### PROBLEM TO SOLVE
Gather from the listing below each line that includes the word "该选项错误", and copy it.
— BEGIN MATERIAL SHOWN —
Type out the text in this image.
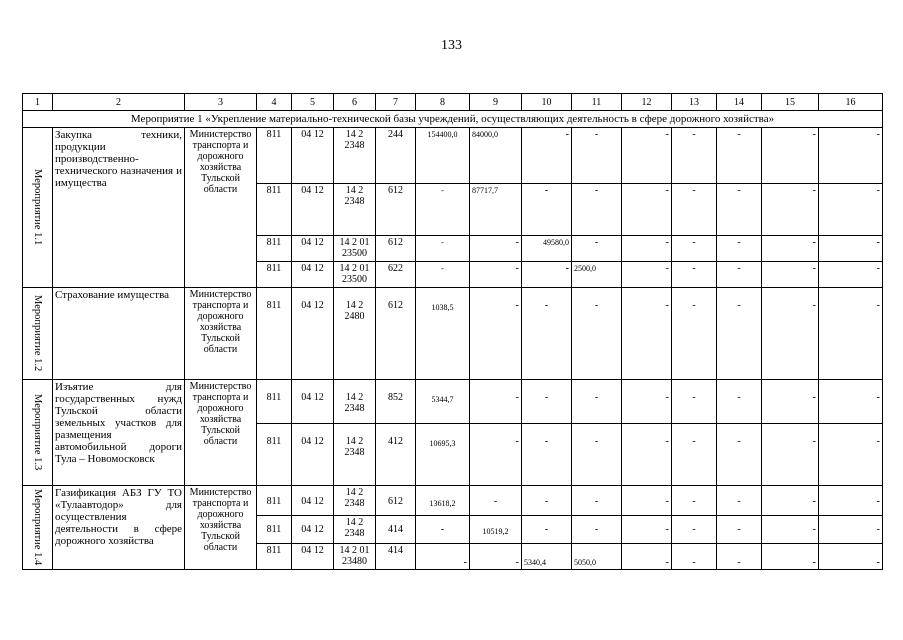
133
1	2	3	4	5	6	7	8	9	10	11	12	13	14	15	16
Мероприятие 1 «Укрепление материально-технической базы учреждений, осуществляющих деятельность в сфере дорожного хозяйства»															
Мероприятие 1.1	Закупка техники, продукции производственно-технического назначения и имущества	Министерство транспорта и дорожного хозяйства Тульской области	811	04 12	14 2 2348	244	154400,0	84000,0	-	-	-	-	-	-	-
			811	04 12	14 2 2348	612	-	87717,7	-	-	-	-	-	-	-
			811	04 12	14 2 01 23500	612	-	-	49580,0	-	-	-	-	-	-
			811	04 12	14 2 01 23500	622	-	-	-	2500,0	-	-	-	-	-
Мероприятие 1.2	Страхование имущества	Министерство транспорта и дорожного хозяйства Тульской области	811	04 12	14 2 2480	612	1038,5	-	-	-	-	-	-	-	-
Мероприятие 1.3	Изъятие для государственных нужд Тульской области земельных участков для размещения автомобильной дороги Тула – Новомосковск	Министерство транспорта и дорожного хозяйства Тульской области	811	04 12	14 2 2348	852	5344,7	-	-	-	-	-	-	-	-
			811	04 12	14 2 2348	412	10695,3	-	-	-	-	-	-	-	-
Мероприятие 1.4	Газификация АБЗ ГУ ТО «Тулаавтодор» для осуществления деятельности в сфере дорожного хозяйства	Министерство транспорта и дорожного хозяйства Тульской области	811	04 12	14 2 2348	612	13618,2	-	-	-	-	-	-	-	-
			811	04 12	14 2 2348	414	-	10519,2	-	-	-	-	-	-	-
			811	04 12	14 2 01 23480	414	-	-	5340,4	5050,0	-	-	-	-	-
— END MATERIAL SHOWN —
— BEGIN MATERIAL SHOWN —
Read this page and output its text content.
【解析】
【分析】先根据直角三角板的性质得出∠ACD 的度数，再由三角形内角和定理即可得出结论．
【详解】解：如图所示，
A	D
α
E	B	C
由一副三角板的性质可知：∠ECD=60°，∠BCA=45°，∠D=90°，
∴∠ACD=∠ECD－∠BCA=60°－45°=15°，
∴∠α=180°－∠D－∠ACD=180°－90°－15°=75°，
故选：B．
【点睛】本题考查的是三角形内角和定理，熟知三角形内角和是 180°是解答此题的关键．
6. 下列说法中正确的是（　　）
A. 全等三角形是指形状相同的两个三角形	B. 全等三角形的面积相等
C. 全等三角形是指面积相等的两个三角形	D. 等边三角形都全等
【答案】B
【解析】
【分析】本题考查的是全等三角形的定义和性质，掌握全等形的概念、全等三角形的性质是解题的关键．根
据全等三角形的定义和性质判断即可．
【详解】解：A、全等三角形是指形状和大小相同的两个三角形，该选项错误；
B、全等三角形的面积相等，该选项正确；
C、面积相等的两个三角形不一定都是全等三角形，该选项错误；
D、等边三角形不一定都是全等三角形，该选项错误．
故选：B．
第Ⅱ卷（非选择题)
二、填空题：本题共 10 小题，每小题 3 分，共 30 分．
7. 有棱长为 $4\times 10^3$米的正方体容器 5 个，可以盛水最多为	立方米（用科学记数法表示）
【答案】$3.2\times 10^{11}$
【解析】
— END MATERIAL SHOWN —
### EXERCISE RESULT
【详解】解：A、全等三角形是指形状和大小相同的两个三角形，该选项错误；
C、面积相等的两个三角形不一定都是全等三角形，该选项错误；
D、等边三角形不一定都是全等三角形，该选项错误．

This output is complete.